>> Start Data for processing
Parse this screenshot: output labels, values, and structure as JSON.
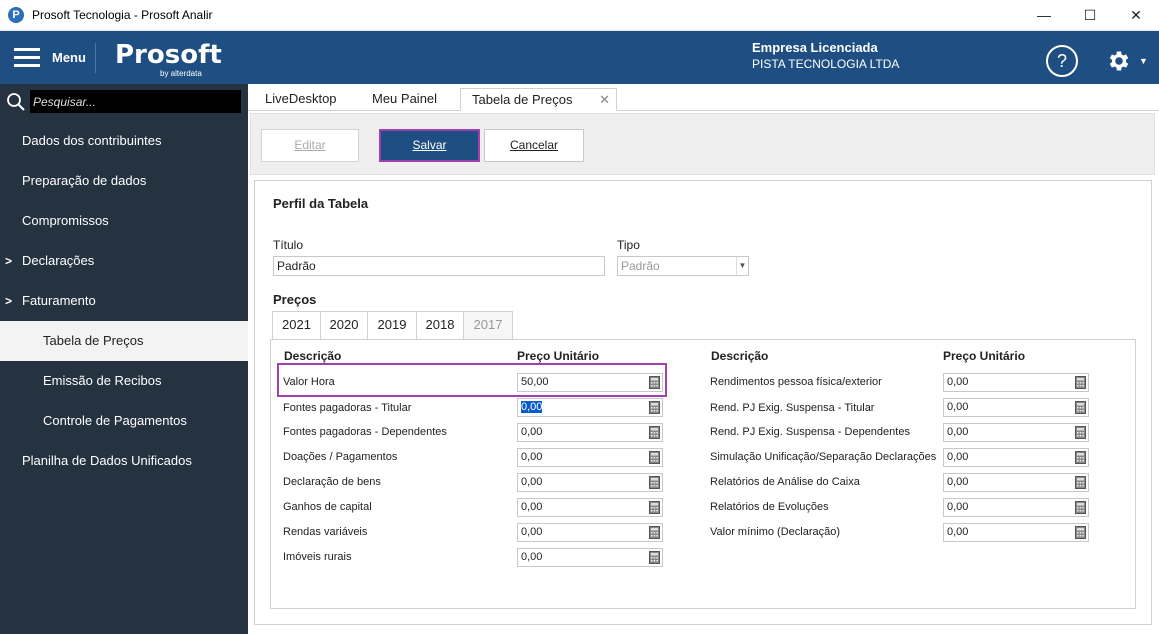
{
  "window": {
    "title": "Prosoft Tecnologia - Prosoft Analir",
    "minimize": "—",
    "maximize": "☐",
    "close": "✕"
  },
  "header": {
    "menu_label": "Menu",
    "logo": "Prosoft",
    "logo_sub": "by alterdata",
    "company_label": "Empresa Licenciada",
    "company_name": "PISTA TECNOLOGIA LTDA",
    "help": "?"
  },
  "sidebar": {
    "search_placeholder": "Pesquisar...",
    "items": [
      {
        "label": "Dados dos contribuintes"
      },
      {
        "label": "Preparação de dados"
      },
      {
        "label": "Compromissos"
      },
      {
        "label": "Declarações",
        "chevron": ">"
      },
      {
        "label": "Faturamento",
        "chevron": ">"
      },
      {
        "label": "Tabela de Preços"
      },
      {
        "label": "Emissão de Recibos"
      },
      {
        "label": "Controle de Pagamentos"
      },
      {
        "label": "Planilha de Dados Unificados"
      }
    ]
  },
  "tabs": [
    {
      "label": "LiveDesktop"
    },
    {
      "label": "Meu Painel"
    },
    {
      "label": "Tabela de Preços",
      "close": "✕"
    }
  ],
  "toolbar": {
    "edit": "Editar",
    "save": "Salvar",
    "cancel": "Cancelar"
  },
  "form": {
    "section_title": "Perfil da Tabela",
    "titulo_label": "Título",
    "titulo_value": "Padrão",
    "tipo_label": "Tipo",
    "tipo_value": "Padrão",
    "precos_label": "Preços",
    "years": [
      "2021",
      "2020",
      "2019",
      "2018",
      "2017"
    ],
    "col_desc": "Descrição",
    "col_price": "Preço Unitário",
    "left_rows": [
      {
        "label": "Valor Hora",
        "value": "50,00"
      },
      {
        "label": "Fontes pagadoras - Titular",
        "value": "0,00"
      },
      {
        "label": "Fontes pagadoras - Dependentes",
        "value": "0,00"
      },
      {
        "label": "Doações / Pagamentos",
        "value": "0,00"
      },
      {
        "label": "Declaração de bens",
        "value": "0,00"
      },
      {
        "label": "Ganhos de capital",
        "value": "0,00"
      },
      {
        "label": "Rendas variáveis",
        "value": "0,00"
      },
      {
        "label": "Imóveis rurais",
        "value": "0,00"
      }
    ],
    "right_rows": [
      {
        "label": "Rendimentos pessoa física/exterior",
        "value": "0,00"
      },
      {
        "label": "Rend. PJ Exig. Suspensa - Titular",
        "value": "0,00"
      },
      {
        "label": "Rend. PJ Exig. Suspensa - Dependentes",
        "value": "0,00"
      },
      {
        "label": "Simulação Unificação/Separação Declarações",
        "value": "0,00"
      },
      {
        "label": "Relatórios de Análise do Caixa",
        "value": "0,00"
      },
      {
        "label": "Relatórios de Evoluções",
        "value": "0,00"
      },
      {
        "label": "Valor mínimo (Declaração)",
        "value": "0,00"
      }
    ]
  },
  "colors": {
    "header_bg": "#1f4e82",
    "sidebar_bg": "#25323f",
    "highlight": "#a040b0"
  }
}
>> End Data for processing
*Exercise directions:*
Print out every entry above without changing a word, and leave out the pictures.

*Correct output:*
Parse this screenshot: output labels, values, and structure as JSON.
{
  "window": {
    "title": "Prosoft Tecnologia - Prosoft Analir",
    "minimize": "—",
    "maximize": "☐",
    "close": "✕"
  },
  "header": {
    "menu_label": "Menu",
    "logo": "Prosoft",
    "logo_sub": "by alterdata",
    "company_label": "Empresa Licenciada",
    "company_name": "PISTA TECNOLOGIA LTDA",
    "help": "?"
  },
  "sidebar": {
    "search_placeholder": "Pesquisar...",
    "items": [
      {
        "label": "Dados dos contribuintes"
      },
      {
        "label": "Preparação de dados"
      },
      {
        "label": "Compromissos"
      },
      {
        "label": "Declarações",
        "chevron": ">"
      },
      {
        "label": "Faturamento",
        "chevron": ">"
      },
      {
        "label": "Tabela de Preços"
      },
      {
        "label": "Emissão de Recibos"
      },
      {
        "label": "Controle de Pagamentos"
      },
      {
        "label": "Planilha de Dados Unificados"
      }
    ]
  },
  "tabs": [
    {
      "label": "LiveDesktop"
    },
    {
      "label": "Meu Painel"
    },
    {
      "label": "Tabela de Preços",
      "close": "✕"
    }
  ],
  "toolbar": {
    "edit": "Editar",
    "save": "Salvar",
    "cancel": "Cancelar"
  },
  "form": {
    "section_title": "Perfil da Tabela",
    "titulo_label": "Título",
    "titulo_value": "Padrão",
    "tipo_label": "Tipo",
    "tipo_value": "Padrão",
    "precos_label": "Preços",
    "years": [
      "2021",
      "2020",
      "2019",
      "2018",
      "2017"
    ],
    "col_desc": "Descrição",
    "col_price": "Preço Unitário",
    "left_rows": [
      {
        "label": "Valor Hora",
        "value": "50,00"
      },
      {
        "label": "Fontes pagadoras - Titular",
        "value": "0,00"
      },
      {
        "label": "Fontes pagadoras - Dependentes",
        "value": "0,00"
      },
      {
        "label": "Doações / Pagamentos",
        "value": "0,00"
      },
      {
        "label": "Declaração de bens",
        "value": "0,00"
      },
      {
        "label": "Ganhos de capital",
        "value": "0,00"
      },
      {
        "label": "Rendas variáveis",
        "value": "0,00"
      },
      {
        "label": "Imóveis rurais",
        "value": "0,00"
      }
    ],
    "right_rows": [
      {
        "label": "Rendimentos pessoa física/exterior",
        "value": "0,00"
      },
      {
        "label": "Rend. PJ Exig. Suspensa - Titular",
        "value": "0,00"
      },
      {
        "label": "Rend. PJ Exig. Suspensa - Dependentes",
        "value": "0,00"
      },
      {
        "label": "Simulação Unificação/Separação Declarações",
        "value": "0,00"
      },
      {
        "label": "Relatórios de Análise do Caixa",
        "value": "0,00"
      },
      {
        "label": "Relatórios de Evoluções",
        "value": "0,00"
      },
      {
        "label": "Valor mínimo (Declaração)",
        "value": "0,00"
      }
    ]
  },
  "colors": {
    "header_bg": "#1f4e82",
    "sidebar_bg": "#25323f",
    "highlight": "#a040b0"
  }
}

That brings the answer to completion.